(Goal of the exercise):
Extract all of the entries and set them down verbatim.

(Records to process):

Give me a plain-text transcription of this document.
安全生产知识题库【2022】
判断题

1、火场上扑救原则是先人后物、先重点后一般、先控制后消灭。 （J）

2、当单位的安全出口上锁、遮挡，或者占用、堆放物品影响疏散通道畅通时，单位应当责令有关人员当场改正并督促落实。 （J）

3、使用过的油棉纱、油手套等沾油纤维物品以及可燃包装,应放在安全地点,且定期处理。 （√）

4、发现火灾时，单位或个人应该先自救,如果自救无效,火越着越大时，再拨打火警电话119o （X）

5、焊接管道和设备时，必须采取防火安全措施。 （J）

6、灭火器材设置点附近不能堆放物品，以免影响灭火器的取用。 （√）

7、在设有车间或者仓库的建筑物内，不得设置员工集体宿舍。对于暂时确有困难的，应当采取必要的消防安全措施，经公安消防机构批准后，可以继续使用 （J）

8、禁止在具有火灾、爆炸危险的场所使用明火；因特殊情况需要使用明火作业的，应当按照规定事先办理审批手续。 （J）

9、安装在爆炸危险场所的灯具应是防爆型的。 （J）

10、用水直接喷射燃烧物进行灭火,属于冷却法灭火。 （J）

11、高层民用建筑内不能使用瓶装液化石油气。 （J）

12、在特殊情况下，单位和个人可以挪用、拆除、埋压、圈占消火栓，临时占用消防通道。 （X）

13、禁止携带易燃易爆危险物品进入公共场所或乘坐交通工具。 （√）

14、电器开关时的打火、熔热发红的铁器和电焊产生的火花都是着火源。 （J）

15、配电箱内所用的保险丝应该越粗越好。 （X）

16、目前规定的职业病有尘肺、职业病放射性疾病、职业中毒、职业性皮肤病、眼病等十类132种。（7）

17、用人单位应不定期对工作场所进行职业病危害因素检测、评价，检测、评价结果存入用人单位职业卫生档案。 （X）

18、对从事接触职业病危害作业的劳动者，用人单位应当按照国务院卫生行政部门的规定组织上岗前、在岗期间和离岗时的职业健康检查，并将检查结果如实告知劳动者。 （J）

(Exercise output):
Give me a plain-text transcription of this document.
安全生产知识题库【2022】
判断题

1、火场上扑救原则是先人后物、先重点后一般、先控制后消灭。 （J）

2、当单位的安全出口上锁、遮挡，或者占用、堆放物品影响疏散通道畅通时，单位应当责令有关人员当场改正并督促落实。 （J）

3、使用过的油棉纱、油手套等沾油纤维物品以及可燃包装,应放在安全地点,且定期处理。 （√）

4、发现火灾时，单位或个人应该先自救,如果自救无效,火越着越大时，再拨打火警电话119o （X）

5、焊接管道和设备时，必须采取防火安全措施。 （J）

6、灭火器材设置点附近不能堆放物品，以免影响灭火器的取用。 （√）

7、在设有车间或者仓库的建筑物内，不得设置员工集体宿舍。对于暂时确有困难的，应当采取必要的消防安全措施，经公安消防机构批准后，可以继续使用 （J）

8、禁止在具有火灾、爆炸危险的场所使用明火；因特殊情况需要使用明火作业的，应当按照规定事先办理审批手续。 （J）

9、安装在爆炸危险场所的灯具应是防爆型的。 （J）

10、用水直接喷射燃烧物进行灭火,属于冷却法灭火。 （J）

11、高层民用建筑内不能使用瓶装液化石油气。 （J）

12、在特殊情况下，单位和个人可以挪用、拆除、埋压、圈占消火栓，临时占用消防通道。 （X）

13、禁止携带易燃易爆危险物品进入公共场所或乘坐交通工具。 （√）

14、电器开关时的打火、熔热发红的铁器和电焊产生的火花都是着火源。 （J）

15、配电箱内所用的保险丝应该越粗越好。 （X）

16、目前规定的职业病有尘肺、职业病放射性疾病、职业中毒、职业性皮肤病、眼病等十类132种。（7）

17、用人单位应不定期对工作场所进行职业病危害因素检测、评价，检测、评价结果存入用人单位职业卫生档案。 （X）

18、对从事接触职业病危害作业的劳动者，用人单位应当按照国务院卫生行政部门的规定组织上岗前、在岗期间和离岗时的职业健康检查，并将检查结果如实告知劳动者。 （J）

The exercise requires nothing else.